%%
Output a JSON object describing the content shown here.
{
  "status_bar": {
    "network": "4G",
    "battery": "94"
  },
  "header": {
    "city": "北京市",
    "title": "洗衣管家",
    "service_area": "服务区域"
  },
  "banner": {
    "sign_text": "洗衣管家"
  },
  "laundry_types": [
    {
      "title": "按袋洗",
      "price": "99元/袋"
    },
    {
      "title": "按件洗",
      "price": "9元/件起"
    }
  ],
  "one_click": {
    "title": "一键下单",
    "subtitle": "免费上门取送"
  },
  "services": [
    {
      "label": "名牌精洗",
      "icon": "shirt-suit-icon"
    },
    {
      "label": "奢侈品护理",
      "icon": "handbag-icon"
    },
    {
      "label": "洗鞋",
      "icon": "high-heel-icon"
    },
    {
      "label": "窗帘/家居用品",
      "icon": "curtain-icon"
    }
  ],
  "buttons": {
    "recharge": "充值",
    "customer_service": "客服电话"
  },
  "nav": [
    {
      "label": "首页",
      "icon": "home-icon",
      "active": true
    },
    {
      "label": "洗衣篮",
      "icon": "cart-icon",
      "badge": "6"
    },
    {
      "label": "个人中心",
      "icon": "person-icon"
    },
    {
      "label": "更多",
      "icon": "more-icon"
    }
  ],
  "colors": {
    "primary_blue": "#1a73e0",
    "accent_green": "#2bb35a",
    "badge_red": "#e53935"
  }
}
%%
**Exercise goal**. Quote each line of the data above exactly as written.

**Answer to the problem**.
Output a JSON object describing the content shown here.
{
  "status_bar": {
    "network": "4G",
    "battery": "94"
  },
  "header": {
    "city": "北京市",
    "title": "洗衣管家",
    "service_area": "服务区域"
  },
  "banner": {
    "sign_text": "洗衣管家"
  },
  "laundry_types": [
    {
      "title": "按袋洗",
      "price": "99元/袋"
    },
    {
      "title": "按件洗",
      "price": "9元/件起"
    }
  ],
  "one_click": {
    "title": "一键下单",
    "subtitle": "免费上门取送"
  },
  "services": [
    {
      "label": "名牌精洗",
      "icon": "shirt-suit-icon"
    },
    {
      "label": "奢侈品护理",
      "icon": "handbag-icon"
    },
    {
      "label": "洗鞋",
      "icon": "high-heel-icon"
    },
    {
      "label": "窗帘/家居用品",
      "icon": "curtain-icon"
    }
  ],
  "buttons": {
    "recharge": "充值",
    "customer_service": "客服电话"
  },
  "nav": [
    {
      "label": "首页",
      "icon": "home-icon",
      "active": true
    },
    {
      "label": "洗衣篮",
      "icon": "cart-icon",
      "badge": "6"
    },
    {
      "label": "个人中心",
      "icon": "person-icon"
    },
    {
      "label": "更多",
      "icon": "more-icon"
    }
  ],
  "colors": {
    "primary_blue": "#1a73e0",
    "accent_green": "#2bb35a",
    "badge_red": "#e53935"
  }
}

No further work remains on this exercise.